__MATERIALS PROVIDED__:
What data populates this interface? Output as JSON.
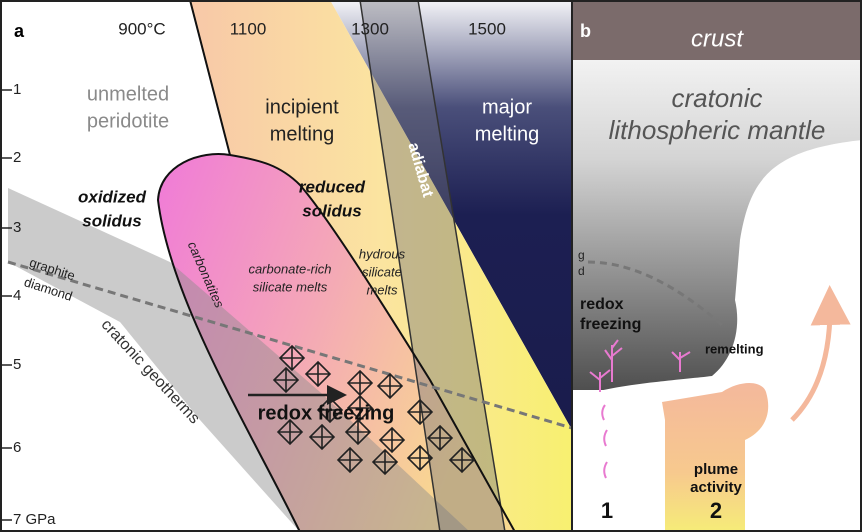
{
  "panel_a": {
    "label": "a",
    "temperature_ticks": [
      "900°C",
      "1100",
      "1300",
      "1500"
    ],
    "pressure_ticks": [
      "1",
      "2",
      "3",
      "4",
      "5",
      "6",
      "7 GPa"
    ],
    "unmelted": [
      "unmelted",
      "peridotite"
    ],
    "incipient": [
      "incipient",
      "melting"
    ],
    "major": [
      "major",
      "melting"
    ],
    "adiabat": "adiabat",
    "oxidized_solidus": [
      "oxidized",
      "solidus"
    ],
    "reduced_solidus": [
      "reduced",
      "solidus"
    ],
    "carbonatites": "carbonatites",
    "carbonate_melts": [
      "carbonate-rich",
      "silicate melts"
    ],
    "hydrous_melts": [
      "hydrous",
      "silicate",
      "melts"
    ],
    "graphite": "graphite",
    "diamond": "diamond",
    "geotherms": "cratonic geotherms",
    "redox_freezing": "redox freezing"
  },
  "panel_b": {
    "label": "b",
    "crust": "crust",
    "mantle": [
      "cratonic",
      "lithospheric mantle"
    ],
    "graphite": "g",
    "diamond": "d",
    "redox_freezing": [
      "redox",
      "freezing"
    ],
    "remelting": "remelting",
    "plume": [
      "plume",
      "activity"
    ],
    "case_1": "1",
    "case_2": "2"
  }
}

__SET EXERCISE__:
Using the material above, retype each entry exactly and omit the pictures.

__EXPECTED ANSWER__:
What data populates this interface? Output as JSON.
{
  "panel_a": {
    "label": "a",
    "temperature_ticks": [
      "900°C",
      "1100",
      "1300",
      "1500"
    ],
    "pressure_ticks": [
      "1",
      "2",
      "3",
      "4",
      "5",
      "6",
      "7 GPa"
    ],
    "unmelted": [
      "unmelted",
      "peridotite"
    ],
    "incipient": [
      "incipient",
      "melting"
    ],
    "major": [
      "major",
      "melting"
    ],
    "adiabat": "adiabat",
    "oxidized_solidus": [
      "oxidized",
      "solidus"
    ],
    "reduced_solidus": [
      "reduced",
      "solidus"
    ],
    "carbonatites": "carbonatites",
    "carbonate_melts": [
      "carbonate-rich",
      "silicate melts"
    ],
    "hydrous_melts": [
      "hydrous",
      "silicate",
      "melts"
    ],
    "graphite": "graphite",
    "diamond": "diamond",
    "geotherms": "cratonic geotherms",
    "redox_freezing": "redox freezing"
  },
  "panel_b": {
    "label": "b",
    "crust": "crust",
    "mantle": [
      "cratonic",
      "lithospheric mantle"
    ],
    "graphite": "g",
    "diamond": "d",
    "redox_freezing": [
      "redox",
      "freezing"
    ],
    "remelting": "remelting",
    "plume": [
      "plume",
      "activity"
    ],
    "case_1": "1",
    "case_2": "2"
  }
}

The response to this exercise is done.